◆ Exercise instructions: Where a line of the material contains the string "Research", copy that line.

---------- Extracted records

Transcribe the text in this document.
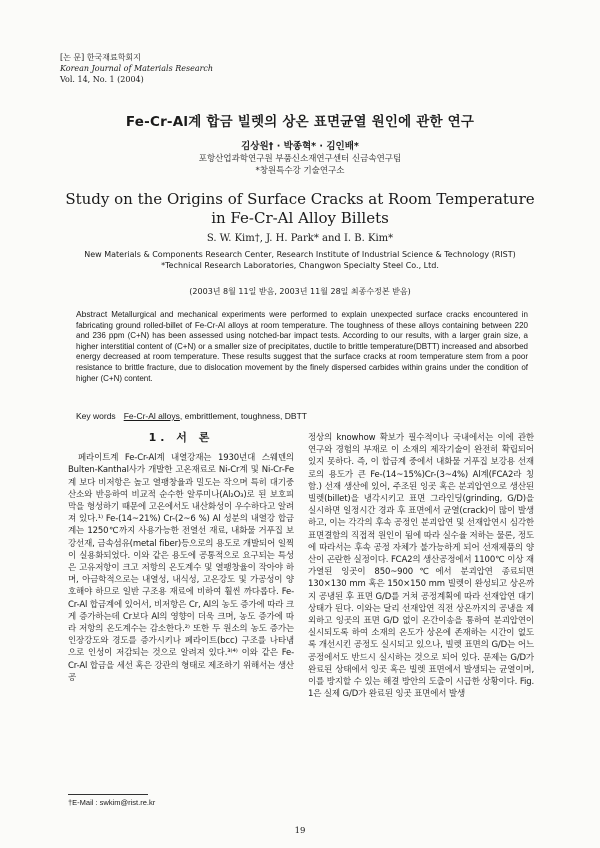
[논 문] 한국재료학회지
Korean Journal of Materials Research
Vol. 14, No. 1 (2004)
Fe-Cr-Al계 합금 빌렛의 상온 표면균열 원인에 관한 연구
김상원† · 박종혁* · 김인배*
포항산업과학연구원 부품신소재연구센터 신금속연구팀
*창원특수강 기술연구소
Study on the Origins of Surface Cracks at Room Temperature
in Fe-Cr-Al Alloy Billets
S. W. Kim†, J. H. Park* and I. B. Kim*
New Materials & Components Research Center, Research Institute of Industrial Science & Technology (RIST)
*Technical Research Laboratories, Changwon Specialty Steel Co., Ltd.
(2003년 8월 11일 받음, 2003년 11월 28일 최종수정본 받음)
Abstract Metallurgical and mechanical experiments were performed to explain unexpected surface cracks encountered in fabricating ground rolled-billet of Fe-Cr-Al alloys at room temperature. The toughness of these alloys containing between 220 and 236 ppm (C+N) has been assessed using notched-bar impact tests. According to our results, with a larger grain size, a higher interstitial content of (C+N) or a smaller size of precipitates, ductile to brittle temperature(DBTT) increased and absorbed energy decreased at room temperature. These results suggest that the surface cracks at room temperature stem from a poor resistance to brittle fracture, due to dislocation movement by the finely dispersed carbides within grains under the condition of higher (C+N) content.
Key words Fe-Cr-Al alloys, embrittlement, toughness, DBTT
1. 서 론

페라이트계 Fe-Cr-Al계 내열강재는 1930년대 스웨덴의 Bulten-Kanthal사가 개발한 고온재료로 Ni-Cr계 및 Ni-Cr-Fe계 보다 비저항은 높고 열팽창율과 밀도는 작으며 특히 대기중 산소와 반응하여 비교적 순수한 알루미나(Al₂O₃)로 된 보호피막을 형성하기 때문에 고온에서도 내산화성이 우수하다고 알려져 있다.¹⁾ Fe-(14~21%) Cr-(2~6 %) Al 성분의 내열강 합금계는 1250℃까지 사용가능한 전열선 재료, 내화물 거푸집 보강선재, 금속섬유(metal fiber)등으로의 용도로 개발되어 일찍이 실용화되었다. 이와 같은 용도에 공통적으로 요구되는 특성은 고유저항이 크고 저항의 온도계수 및 열팽창율이 작아야 하며, 아금학적으로는 내열성, 내식성, 고온강도 및 가공성이 양호해야 하므로 일반 구조용 재료에 비하여 훨씬 까다롭다. Fe-Cr-Al 합금계에 있어서, 비저항은 Cr, Al의 농도 증가에 따라 크게 증가하는데 Cr보다 Al의 영향이 더욱 크며, 농도 증가에 따라 저항의 온도계수는 감소한다.²⁾ 또한 두 원소의 농도 증가는 인장강도와 경도를 증가시키나 페라이트(bcc) 구조를 나타냄으로 인성이 저감되는 것으로 알려져 있다.³⁾⁴⁾ 이와 같은 Fe-Cr-Al 합금을 세선 혹은 강관의 형태로 제조하기 위해서는 생산 공

정상의 knowhow 확보가 필수적이나 국내에서는 이에 관한 연구와 경험의 부재로 이 소재의 제작기술이 완전히 확립되어 있지 못하다. 즉, 이 합금계 중에서 내화물 거푸집 보강용 선재로의 용도가 큰 Fe-(14~15%)Cr-(3~4%) Al계(FCA2라 칭함.) 선재 생산에 있어, 주조된 잉곳 혹은 분괴압연으로 생산된 빌렛(billet)을 냉각시키고 표면 그라인딩(grinding, G/D)을 실시하면 일정시간 경과 후 표면에서 균열(crack)이 많이 발생하고, 이는 각각의 후속 공정인 분괴압연 및 선재압연시 심각한 표면결함의 직접적 원인이 됨에 따라 실수율 저하는 물론, 정도에 따라서는 후속 공정 자체가 불가능하게 되어 선재제품의 양산이 곤란한 실정이다. FCA2의 생산공정에서 1100℃ 이상 재가열된 잉곳이 850~900℃에서 분괴압연 종료되면 130×130 mm 혹은 150×150 mm 빌렛이 완성되고 상온까지 공냉된 후 표면 G/D를 거쳐 공정계획에 따라 선재압연 대기상태가 된다. 이와는 달리 선재압연 직전 상온까지의 공냉을 제외하고 잉곳의 표면 G/D 없이 온간이송을 통하여 분괴압연이 실시되도록 하여 소재의 온도가 상온에 존재하는 시간이 없도록 개선시킨 공정도 실시되고 있으나, 빌렛 표면의 G/D는 어느 공정에서도 반드시 실시하는 것으로 되어 있다. 문제는 G/D가 완료된 상태에서 잉곳 혹은 빌렛 표면에서 발생되는 균열이며, 이를 방지할 수 있는 해결 방안의 도출이 시급한 상황이다. Fig. 1은 실제 G/D가 완료된 잉곳 표면에서 발생

†E-Mail : swkim@rist.re.kr
19
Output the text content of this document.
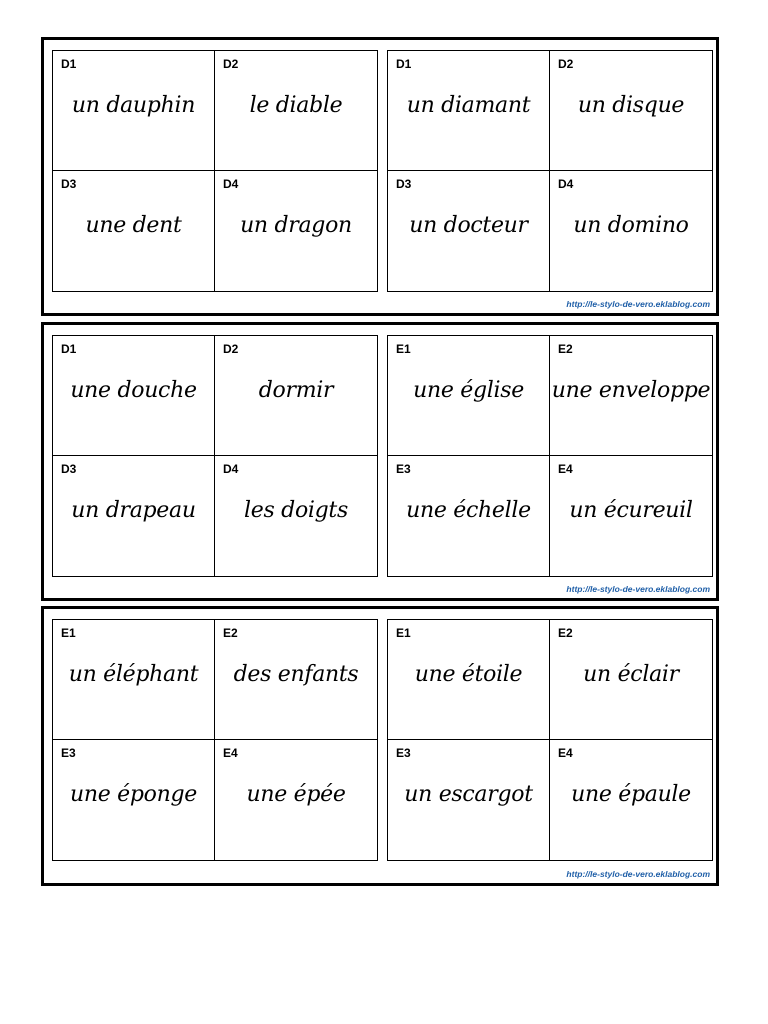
D1
un dauphin
D2
le diable
D3
une dent
D4
un dragon
D1
un diamant
D2
un disque
D3
un docteur
D4
un domino
http://le-stylo-de-vero.eklablog.com
D1
une douche
D2
dormir
D3
un drapeau
D4
les doigts
E1
une église
E2
une enveloppe
E3
une échelle
E4
un écureuil
http://le-stylo-de-vero.eklablog.com
E1
un éléphant
E2
des enfants
E3
une éponge
E4
une épée
E1
une étoile
E2
un éclair
E3
un escargot
E4
une épaule
http://le-stylo-de-vero.eklablog.com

--------------------

◆ Response:
Korean Journal of Materials Research
New Materials & Components Research Center, Research Institute of Industrial Science & Technology (RIST)
*Technical Research Laboratories, Changwon Specialty Steel Co., Ltd.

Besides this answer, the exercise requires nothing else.